● TO DO
Copy nothing but the text: reproduce each line of the listing exactly and leave the pictures out.

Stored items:

⟨

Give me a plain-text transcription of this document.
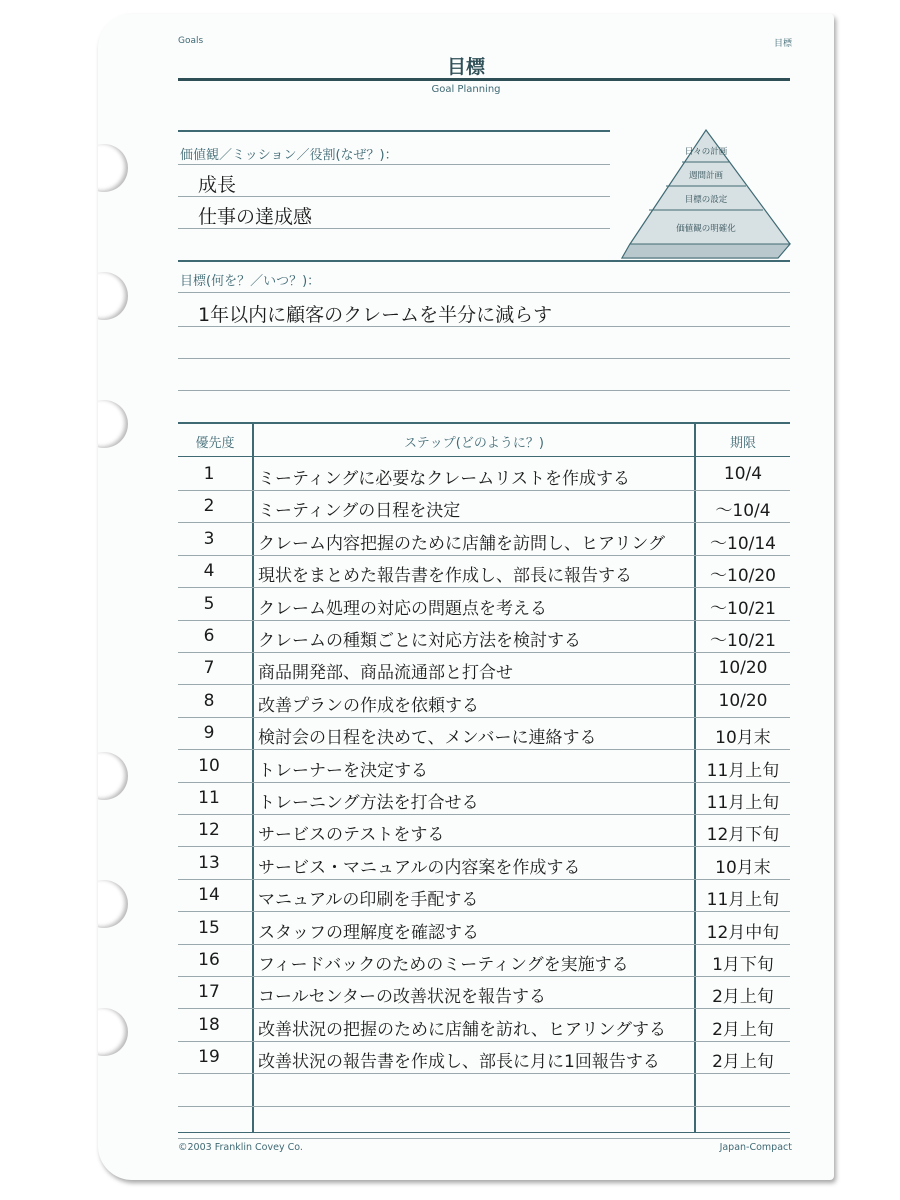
Goals	目標
目標
Goal Planning
価値観／ミッション／役割(なぜ？)：
成長
仕事の達成感
日々の計画
週間計画
目標の設定
価値観の明確化
目標(何を？／いつ？)：
1年以内に顧客のクレームを半分に減らす
優先度	ステップ(どのように？)	期限
1	ミーティングに必要なクレームリストを作成する	10/4
2	ミーティングの日程を決定	～10/4
3	クレーム内容把握のために店舗を訪問し、ヒアリング	～10/14
4	現状をまとめた報告書を作成し、部長に報告する	～10/20
5	クレーム処理の対応の問題点を考える	～10/21
6	クレームの種類ごとに対応方法を検討する	～10/21
7	商品開発部、商品流通部と打合せ	10/20
8	改善プランの作成を依頼する	10/20
9	検討会の日程を決めて、メンバーに連絡する	10月末
10	トレーナーを決定する	11月上旬
11	トレーニング方法を打合せる	11月上旬
12	サービスのテストをする	12月下旬
13	サービス・マニュアルの内容案を作成する	10月末
14	マニュアルの印刷を手配する	11月上旬
15	スタッフの理解度を確認する	12月中旬
16	フィードバックのためのミーティングを実施する	1月下旬
17	コールセンターの改善状況を報告する	2月上旬
18	改善状況の把握のために店舗を訪れ、ヒアリングする	2月上旬
19	改善状況の報告書を作成し、部長に月に1回報告する	2月上旬
©2003 Franklin Covey Co.	Japan-Compact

⟩

● FINAL RESULT
Give me a plain-text transcription of this document.
Goals	目標
目標
Goal Planning
価値観／ミッション／役割(なぜ？)：
成長
仕事の達成感
日々の計画
週間計画
目標の設定
価値観の明確化
目標(何を？／いつ？)：
1年以内に顧客のクレームを半分に減らす
優先度	ステップ(どのように？)	期限
1	ミーティングに必要なクレームリストを作成する	10/4
2	ミーティングの日程を決定	～10/4
3	クレーム内容把握のために店舗を訪問し、ヒアリング	～10/14
4	現状をまとめた報告書を作成し、部長に報告する	～10/20
5	クレーム処理の対応の問題点を考える	～10/21
6	クレームの種類ごとに対応方法を検討する	～10/21
7	商品開発部、商品流通部と打合せ	10/20
8	改善プランの作成を依頼する	10/20
9	検討会の日程を決めて、メンバーに連絡する	10月末
10	トレーナーを決定する	11月上旬
11	トレーニング方法を打合せる	11月上旬
12	サービスのテストをする	12月下旬
13	サービス・マニュアルの内容案を作成する	10月末
14	マニュアルの印刷を手配する	11月上旬
15	スタッフの理解度を確認する	12月中旬
16	フィードバックのためのミーティングを実施する	1月下旬
17	コールセンターの改善状況を報告する	2月上旬
18	改善状況の把握のために店舗を訪れ、ヒアリングする	2月上旬
19	改善状況の報告書を作成し、部長に月に1回報告する	2月上旬
©2003 Franklin Covey Co.	Japan-Compact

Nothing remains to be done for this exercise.